To do ::
Please print every record below exactly as it appears.

Data supplied ::
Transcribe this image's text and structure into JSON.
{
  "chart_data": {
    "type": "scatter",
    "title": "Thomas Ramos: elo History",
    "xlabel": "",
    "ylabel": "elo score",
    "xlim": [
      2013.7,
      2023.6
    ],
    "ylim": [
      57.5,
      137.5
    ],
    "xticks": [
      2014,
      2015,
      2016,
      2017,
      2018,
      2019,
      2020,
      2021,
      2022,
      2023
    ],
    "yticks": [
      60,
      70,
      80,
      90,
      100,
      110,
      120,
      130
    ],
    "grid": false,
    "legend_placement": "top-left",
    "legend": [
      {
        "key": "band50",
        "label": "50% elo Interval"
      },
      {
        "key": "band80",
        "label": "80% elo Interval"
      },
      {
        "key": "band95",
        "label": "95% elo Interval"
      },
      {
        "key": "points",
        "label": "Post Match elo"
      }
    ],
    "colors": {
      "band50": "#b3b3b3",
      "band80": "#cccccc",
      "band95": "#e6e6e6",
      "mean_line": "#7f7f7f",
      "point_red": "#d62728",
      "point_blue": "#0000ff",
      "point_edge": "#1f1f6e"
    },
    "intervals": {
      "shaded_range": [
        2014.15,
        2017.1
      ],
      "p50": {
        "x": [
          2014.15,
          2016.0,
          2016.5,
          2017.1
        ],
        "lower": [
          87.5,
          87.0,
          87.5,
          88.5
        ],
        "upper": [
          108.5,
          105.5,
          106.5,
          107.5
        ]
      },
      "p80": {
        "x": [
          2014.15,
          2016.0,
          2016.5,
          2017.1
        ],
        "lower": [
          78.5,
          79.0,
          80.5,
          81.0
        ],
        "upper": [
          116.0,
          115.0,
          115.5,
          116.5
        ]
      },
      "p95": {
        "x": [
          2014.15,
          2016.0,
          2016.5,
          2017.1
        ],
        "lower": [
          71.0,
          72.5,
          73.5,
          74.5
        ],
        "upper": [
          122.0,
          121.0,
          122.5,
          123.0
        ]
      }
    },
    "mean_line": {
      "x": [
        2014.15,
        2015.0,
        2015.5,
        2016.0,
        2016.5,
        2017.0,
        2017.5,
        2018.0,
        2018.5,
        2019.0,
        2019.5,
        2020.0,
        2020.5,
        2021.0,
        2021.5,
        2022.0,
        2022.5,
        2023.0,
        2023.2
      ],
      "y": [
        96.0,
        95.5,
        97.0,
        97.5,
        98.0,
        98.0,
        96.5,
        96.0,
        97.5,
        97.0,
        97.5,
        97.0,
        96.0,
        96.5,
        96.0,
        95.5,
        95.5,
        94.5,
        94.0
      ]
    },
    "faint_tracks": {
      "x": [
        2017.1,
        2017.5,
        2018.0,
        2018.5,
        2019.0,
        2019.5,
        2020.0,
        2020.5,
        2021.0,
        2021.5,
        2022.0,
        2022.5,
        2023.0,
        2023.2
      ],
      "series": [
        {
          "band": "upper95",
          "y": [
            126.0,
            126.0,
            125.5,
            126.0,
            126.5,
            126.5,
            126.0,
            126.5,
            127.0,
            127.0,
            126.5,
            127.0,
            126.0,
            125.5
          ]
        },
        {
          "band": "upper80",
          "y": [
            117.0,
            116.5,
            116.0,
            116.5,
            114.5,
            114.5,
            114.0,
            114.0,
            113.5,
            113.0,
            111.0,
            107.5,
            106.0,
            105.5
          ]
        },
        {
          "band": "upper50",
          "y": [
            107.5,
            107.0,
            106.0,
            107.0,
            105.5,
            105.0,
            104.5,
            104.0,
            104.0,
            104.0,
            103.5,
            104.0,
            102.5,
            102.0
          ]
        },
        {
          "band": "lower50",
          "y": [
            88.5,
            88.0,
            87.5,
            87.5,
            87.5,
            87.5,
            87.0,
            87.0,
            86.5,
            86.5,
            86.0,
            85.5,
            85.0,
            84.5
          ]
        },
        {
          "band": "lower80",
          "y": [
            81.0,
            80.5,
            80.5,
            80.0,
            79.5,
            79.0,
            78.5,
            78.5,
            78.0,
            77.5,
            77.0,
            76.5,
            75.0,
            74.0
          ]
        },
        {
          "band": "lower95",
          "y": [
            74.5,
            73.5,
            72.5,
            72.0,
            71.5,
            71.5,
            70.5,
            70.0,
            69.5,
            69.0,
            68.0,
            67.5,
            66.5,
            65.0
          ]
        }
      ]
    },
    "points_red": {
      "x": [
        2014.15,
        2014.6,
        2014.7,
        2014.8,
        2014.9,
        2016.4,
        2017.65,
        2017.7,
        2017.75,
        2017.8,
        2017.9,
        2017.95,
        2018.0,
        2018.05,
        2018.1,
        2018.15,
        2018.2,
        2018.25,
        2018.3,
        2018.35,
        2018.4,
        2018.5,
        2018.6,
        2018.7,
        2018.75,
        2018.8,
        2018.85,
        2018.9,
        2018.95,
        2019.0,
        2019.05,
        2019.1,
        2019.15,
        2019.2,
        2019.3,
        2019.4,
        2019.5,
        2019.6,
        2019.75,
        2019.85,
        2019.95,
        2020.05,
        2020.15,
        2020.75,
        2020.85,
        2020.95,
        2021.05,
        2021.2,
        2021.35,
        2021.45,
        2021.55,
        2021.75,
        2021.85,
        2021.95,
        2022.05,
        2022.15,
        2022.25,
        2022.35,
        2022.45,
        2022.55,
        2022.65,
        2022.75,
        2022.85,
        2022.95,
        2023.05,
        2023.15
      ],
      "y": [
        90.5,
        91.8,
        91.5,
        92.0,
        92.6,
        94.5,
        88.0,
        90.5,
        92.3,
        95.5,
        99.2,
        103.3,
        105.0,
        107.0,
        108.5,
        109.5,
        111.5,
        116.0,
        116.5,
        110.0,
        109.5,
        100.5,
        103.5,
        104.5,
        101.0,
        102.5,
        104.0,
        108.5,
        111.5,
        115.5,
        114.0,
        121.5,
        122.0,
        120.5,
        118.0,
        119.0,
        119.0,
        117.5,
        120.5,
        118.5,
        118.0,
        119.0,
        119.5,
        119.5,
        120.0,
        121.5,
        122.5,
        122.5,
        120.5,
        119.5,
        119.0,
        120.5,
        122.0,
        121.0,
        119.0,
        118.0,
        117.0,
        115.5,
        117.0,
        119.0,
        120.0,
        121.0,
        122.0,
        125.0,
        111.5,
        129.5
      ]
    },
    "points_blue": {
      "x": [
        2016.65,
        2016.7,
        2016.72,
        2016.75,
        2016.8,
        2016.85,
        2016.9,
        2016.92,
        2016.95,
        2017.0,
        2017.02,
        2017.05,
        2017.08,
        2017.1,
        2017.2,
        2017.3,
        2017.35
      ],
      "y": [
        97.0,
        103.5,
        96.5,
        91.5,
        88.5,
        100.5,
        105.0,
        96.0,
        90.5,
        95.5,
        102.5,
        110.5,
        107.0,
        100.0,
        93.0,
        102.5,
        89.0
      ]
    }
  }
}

Solution for this exercise ::
Transcribe this image's text and structure into JSON.
{
  "chart_data": {
    "type": "scatter",
    "title": "Thomas Ramos: elo History",
    "xlabel": "",
    "ylabel": "elo score",
    "xlim": [
      2013.7,
      2023.6
    ],
    "ylim": [
      57.5,
      137.5
    ],
    "xticks": [
      2014,
      2015,
      2016,
      2017,
      2018,
      2019,
      2020,
      2021,
      2022,
      2023
    ],
    "yticks": [
      60,
      70,
      80,
      90,
      100,
      110,
      120,
      130
    ],
    "grid": false,
    "legend_placement": "top-left",
    "legend": [
      {
        "key": "band50",
        "label": "50% elo Interval"
      },
      {
        "key": "band80",
        "label": "80% elo Interval"
      },
      {
        "key": "band95",
        "label": "95% elo Interval"
      },
      {
        "key": "points",
        "label": "Post Match elo"
      }
    ],
    "colors": {
      "band50": "#b3b3b3",
      "band80": "#cccccc",
      "band95": "#e6e6e6",
      "mean_line": "#7f7f7f",
      "point_red": "#d62728",
      "point_blue": "#0000ff",
      "point_edge": "#1f1f6e"
    },
    "intervals": {
      "shaded_range": [
        2014.15,
        2017.1
      ],
      "p50": {
        "x": [
          2014.15,
          2016.0,
          2016.5,
          2017.1
        ],
        "lower": [
          87.5,
          87.0,
          87.5,
          88.5
        ],
        "upper": [
          108.5,
          105.5,
          106.5,
          107.5
        ]
      },
      "p80": {
        "x": [
          2014.15,
          2016.0,
          2016.5,
          2017.1
        ],
        "lower": [
          78.5,
          79.0,
          80.5,
          81.0
        ],
        "upper": [
          116.0,
          115.0,
          115.5,
          116.5
        ]
      },
      "p95": {
        "x": [
          2014.15,
          2016.0,
          2016.5,
          2017.1
        ],
        "lower": [
          71.0,
          72.5,
          73.5,
          74.5
        ],
        "upper": [
          122.0,
          121.0,
          122.5,
          123.0
        ]
      }
    },
    "mean_line": {
      "x": [
        2014.15,
        2015.0,
        2015.5,
        2016.0,
        2016.5,
        2017.0,
        2017.5,
        2018.0,
        2018.5,
        2019.0,
        2019.5,
        2020.0,
        2020.5,
        2021.0,
        2021.5,
        2022.0,
        2022.5,
        2023.0,
        2023.2
      ],
      "y": [
        96.0,
        95.5,
        97.0,
        97.5,
        98.0,
        98.0,
        96.5,
        96.0,
        97.5,
        97.0,
        97.5,
        97.0,
        96.0,
        96.5,
        96.0,
        95.5,
        95.5,
        94.5,
        94.0
      ]
    },
    "faint_tracks": {
      "x": [
        2017.1,
        2017.5,
        2018.0,
        2018.5,
        2019.0,
        2019.5,
        2020.0,
        2020.5,
        2021.0,
        2021.5,
        2022.0,
        2022.5,
        2023.0,
        2023.2
      ],
      "series": [
        {
          "band": "upper95",
          "y": [
            126.0,
            126.0,
            125.5,
            126.0,
            126.5,
            126.5,
            126.0,
            126.5,
            127.0,
            127.0,
            126.5,
            127.0,
            126.0,
            125.5
          ]
        },
        {
          "band": "upper80",
          "y": [
            117.0,
            116.5,
            116.0,
            116.5,
            114.5,
            114.5,
            114.0,
            114.0,
            113.5,
            113.0,
            111.0,
            107.5,
            106.0,
            105.5
          ]
        },
        {
          "band": "upper50",
          "y": [
            107.5,
            107.0,
            106.0,
            107.0,
            105.5,
            105.0,
            104.5,
            104.0,
            104.0,
            104.0,
            103.5,
            104.0,
            102.5,
            102.0
          ]
        },
        {
          "band": "lower50",
          "y": [
            88.5,
            88.0,
            87.5,
            87.5,
            87.5,
            87.5,
            87.0,
            87.0,
            86.5,
            86.5,
            86.0,
            85.5,
            85.0,
            84.5
          ]
        },
        {
          "band": "lower80",
          "y": [
            81.0,
            80.5,
            80.5,
            80.0,
            79.5,
            79.0,
            78.5,
            78.5,
            78.0,
            77.5,
            77.0,
            76.5,
            75.0,
            74.0
          ]
        },
        {
          "band": "lower95",
          "y": [
            74.5,
            73.5,
            72.5,
            72.0,
            71.5,
            71.5,
            70.5,
            70.0,
            69.5,
            69.0,
            68.0,
            67.5,
            66.5,
            65.0
          ]
        }
      ]
    },
    "points_red": {
      "x": [
        2014.15,
        2014.6,
        2014.7,
        2014.8,
        2014.9,
        2016.4,
        2017.65,
        2017.7,
        2017.75,
        2017.8,
        2017.9,
        2017.95,
        2018.0,
        2018.05,
        2018.1,
        2018.15,
        2018.2,
        2018.25,
        2018.3,
        2018.35,
        2018.4,
        2018.5,
        2018.6,
        2018.7,
        2018.75,
        2018.8,
        2018.85,
        2018.9,
        2018.95,
        2019.0,
        2019.05,
        2019.1,
        2019.15,
        2019.2,
        2019.3,
        2019.4,
        2019.5,
        2019.6,
        2019.75,
        2019.85,
        2019.95,
        2020.05,
        2020.15,
        2020.75,
        2020.85,
        2020.95,
        2021.05,
        2021.2,
        2021.35,
        2021.45,
        2021.55,
        2021.75,
        2021.85,
        2021.95,
        2022.05,
        2022.15,
        2022.25,
        2022.35,
        2022.45,
        2022.55,
        2022.65,
        2022.75,
        2022.85,
        2022.95,
        2023.05,
        2023.15
      ],
      "y": [
        90.5,
        91.8,
        91.5,
        92.0,
        92.6,
        94.5,
        88.0,
        90.5,
        92.3,
        95.5,
        99.2,
        103.3,
        105.0,
        107.0,
        108.5,
        109.5,
        111.5,
        116.0,
        116.5,
        110.0,
        109.5,
        100.5,
        103.5,
        104.5,
        101.0,
        102.5,
        104.0,
        108.5,
        111.5,
        115.5,
        114.0,
        121.5,
        122.0,
        120.5,
        118.0,
        119.0,
        119.0,
        117.5,
        120.5,
        118.5,
        118.0,
        119.0,
        119.5,
        119.5,
        120.0,
        121.5,
        122.5,
        122.5,
        120.5,
        119.5,
        119.0,
        120.5,
        122.0,
        121.0,
        119.0,
        118.0,
        117.0,
        115.5,
        117.0,
        119.0,
        120.0,
        121.0,
        122.0,
        125.0,
        111.5,
        129.5
      ]
    },
    "points_blue": {
      "x": [
        2016.65,
        2016.7,
        2016.72,
        2016.75,
        2016.8,
        2016.85,
        2016.9,
        2016.92,
        2016.95,
        2017.0,
        2017.02,
        2017.05,
        2017.08,
        2017.1,
        2017.2,
        2017.3,
        2017.35
      ],
      "y": [
        97.0,
        103.5,
        96.5,
        91.5,
        88.5,
        100.5,
        105.0,
        96.0,
        90.5,
        95.5,
        102.5,
        110.5,
        107.0,
        100.0,
        93.0,
        102.5,
        89.0
      ]
    }
  }
}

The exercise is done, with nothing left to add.